SOURCE RECORDS.

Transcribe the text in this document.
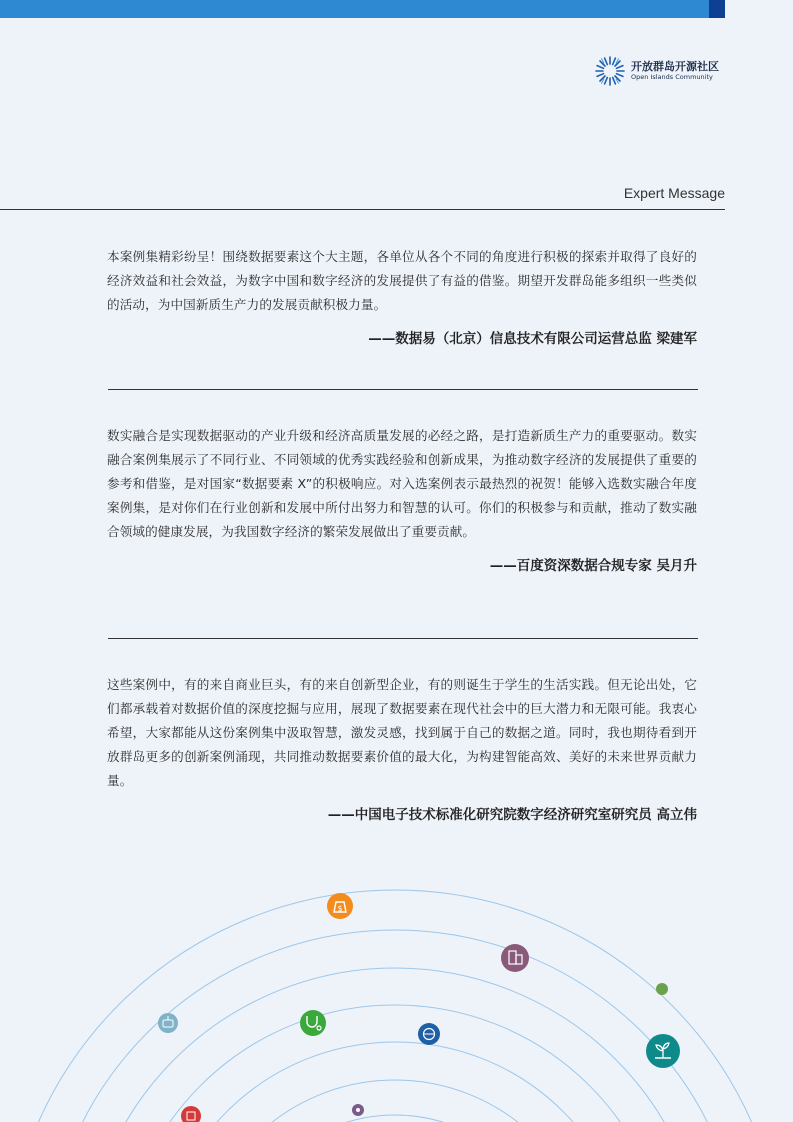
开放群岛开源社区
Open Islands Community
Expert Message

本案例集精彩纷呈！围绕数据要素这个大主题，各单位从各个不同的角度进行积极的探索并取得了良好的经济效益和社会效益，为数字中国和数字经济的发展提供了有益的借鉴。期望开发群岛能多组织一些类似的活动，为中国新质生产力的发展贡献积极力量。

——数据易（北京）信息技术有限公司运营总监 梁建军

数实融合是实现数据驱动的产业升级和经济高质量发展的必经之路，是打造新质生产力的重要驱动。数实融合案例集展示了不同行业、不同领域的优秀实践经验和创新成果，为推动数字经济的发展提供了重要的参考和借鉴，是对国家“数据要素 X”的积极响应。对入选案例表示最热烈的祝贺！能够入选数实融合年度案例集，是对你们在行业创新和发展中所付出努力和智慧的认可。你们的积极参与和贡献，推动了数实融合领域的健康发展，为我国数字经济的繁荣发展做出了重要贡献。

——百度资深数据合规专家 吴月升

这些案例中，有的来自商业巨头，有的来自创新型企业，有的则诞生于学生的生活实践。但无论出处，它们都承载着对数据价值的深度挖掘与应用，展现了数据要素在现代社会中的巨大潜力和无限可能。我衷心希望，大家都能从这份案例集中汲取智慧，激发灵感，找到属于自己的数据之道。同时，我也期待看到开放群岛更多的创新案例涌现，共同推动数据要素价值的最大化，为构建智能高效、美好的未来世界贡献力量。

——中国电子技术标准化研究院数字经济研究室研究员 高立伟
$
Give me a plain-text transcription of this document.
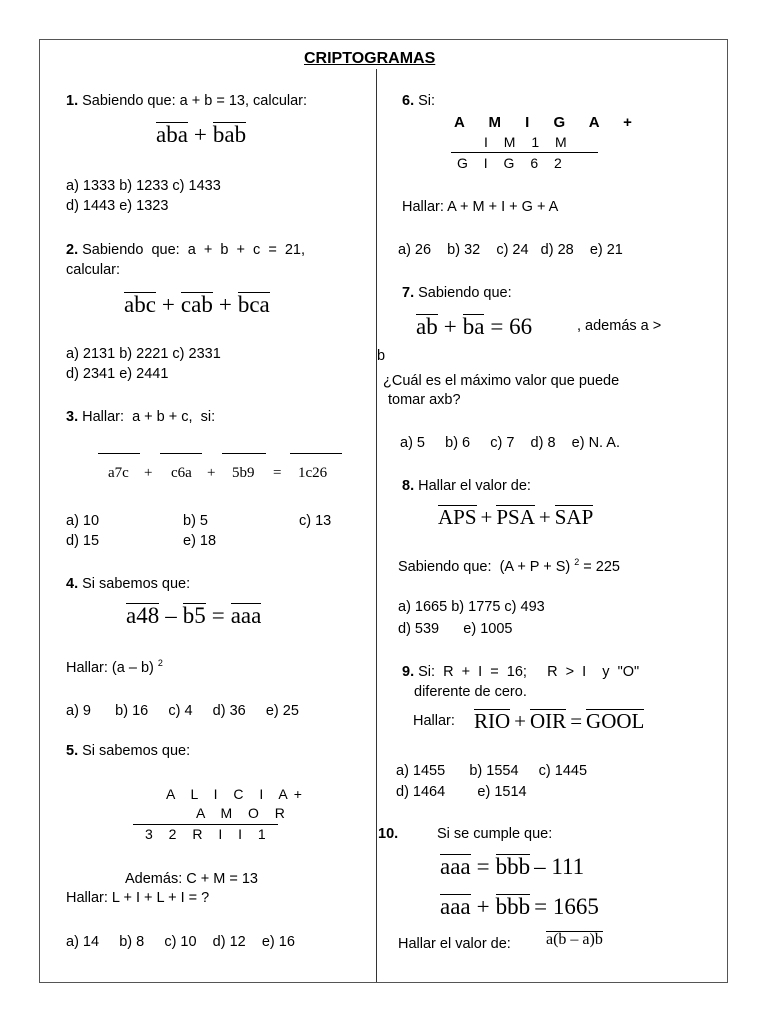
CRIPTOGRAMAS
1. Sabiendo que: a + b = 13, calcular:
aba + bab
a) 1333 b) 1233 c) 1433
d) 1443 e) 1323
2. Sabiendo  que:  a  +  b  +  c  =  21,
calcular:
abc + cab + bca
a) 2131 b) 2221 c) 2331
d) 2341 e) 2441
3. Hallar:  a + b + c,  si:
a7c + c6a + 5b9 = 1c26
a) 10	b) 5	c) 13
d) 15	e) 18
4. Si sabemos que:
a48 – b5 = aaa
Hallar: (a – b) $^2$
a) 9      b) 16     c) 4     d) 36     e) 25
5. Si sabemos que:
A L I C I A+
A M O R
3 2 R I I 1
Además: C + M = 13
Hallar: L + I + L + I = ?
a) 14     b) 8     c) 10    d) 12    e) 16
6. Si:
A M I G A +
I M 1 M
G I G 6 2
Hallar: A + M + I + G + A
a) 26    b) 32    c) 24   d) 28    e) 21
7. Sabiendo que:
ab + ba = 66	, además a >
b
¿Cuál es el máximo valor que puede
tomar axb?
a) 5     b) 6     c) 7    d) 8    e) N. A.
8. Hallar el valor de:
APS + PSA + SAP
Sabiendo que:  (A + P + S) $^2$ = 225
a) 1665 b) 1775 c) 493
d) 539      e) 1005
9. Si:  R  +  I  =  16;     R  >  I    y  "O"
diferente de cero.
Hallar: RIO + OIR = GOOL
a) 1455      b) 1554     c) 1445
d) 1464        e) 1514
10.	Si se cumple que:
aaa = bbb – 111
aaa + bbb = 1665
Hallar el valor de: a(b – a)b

YOUR OBJECTIVE.
Pictures are not part of the copy; reproduce everything else in the records exactly.

WRITTEN SOLUTION.
Transcribe the text in this document.
开放群岛开源社区
Open Islands Community
Expert Message

本案例集精彩纷呈！围绕数据要素这个大主题，各单位从各个不同的角度进行积极的探索并取得了良好的经济效益和社会效益，为数字中国和数字经济的发展提供了有益的借鉴。期望开发群岛能多组织一些类似的活动，为中国新质生产力的发展贡献积极力量。

——数据易（北京）信息技术有限公司运营总监 梁建军

数实融合是实现数据驱动的产业升级和经济高质量发展的必经之路，是打造新质生产力的重要驱动。数实融合案例集展示了不同行业、不同领域的优秀实践经验和创新成果，为推动数字经济的发展提供了重要的参考和借鉴，是对国家“数据要素 X”的积极响应。对入选案例表示最热烈的祝贺！能够入选数实融合年度案例集，是对你们在行业创新和发展中所付出努力和智慧的认可。你们的积极参与和贡献，推动了数实融合领域的健康发展，为我国数字经济的繁荣发展做出了重要贡献。

——百度资深数据合规专家 吴月升

这些案例中，有的来自商业巨头，有的来自创新型企业，有的则诞生于学生的生活实践。但无论出处，它们都承载着对数据价值的深度挖掘与应用，展现了数据要素在现代社会中的巨大潜力和无限可能。我衷心希望，大家都能从这份案例集中汲取智慧，激发灵感，找到属于自己的数据之道。同时，我也期待看到开放群岛更多的创新案例涌现，共同推动数据要素价值的最大化，为构建智能高效、美好的未来世界贡献力量。

——中国电子技术标准化研究院数字经济研究室研究员 高立伟
$
Give me a plain-text transcription of this document.
CRIPTOGRAMAS
1. Sabiendo que: a + b = 13, calcular:
aba + bab
a) 1333 b) 1233 c) 1433
d) 1443 e) 1323
2. Sabiendo  que:  a  +  b  +  c  =  21,
calcular:
abc + cab + bca
a) 2131 b) 2221 c) 2331
d) 2341 e) 2441
3. Hallar:  a + b + c,  si:
a7c + c6a + 5b9 = 1c26
a) 10	b) 5	c) 13
d) 15	e) 18
4. Si sabemos que:
a48 – b5 = aaa
Hallar: (a – b) $^2$
a) 9      b) 16     c) 4     d) 36     e) 25
5. Si sabemos que:
A L I C I A+
A M O R
3 2 R I I 1
Además: C + M = 13
Hallar: L + I + L + I = ?
a) 14     b) 8     c) 10    d) 12    e) 16
6. Si:
A M I G A +
I M 1 M
G I G 6 2
Hallar: A + M + I + G + A
a) 26    b) 32    c) 24   d) 28    e) 21
7. Sabiendo que:
ab + ba = 66	, además a >
b
¿Cuál es el máximo valor que puede
tomar axb?
a) 5     b) 6     c) 7    d) 8    e) N. A.
8. Hallar el valor de:
APS + PSA + SAP
Sabiendo que:  (A + P + S) $^2$ = 225
a) 1665 b) 1775 c) 493
d) 539      e) 1005
9. Si:  R  +  I  =  16;     R  >  I    y  "O"
diferente de cero.
Hallar: RIO + OIR = GOOL
a) 1455      b) 1554     c) 1445
d) 1464        e) 1514
10.	Si se cumple que:
aaa = bbb – 111
aaa + bbb = 1665
Hallar el valor de: a(b – a)b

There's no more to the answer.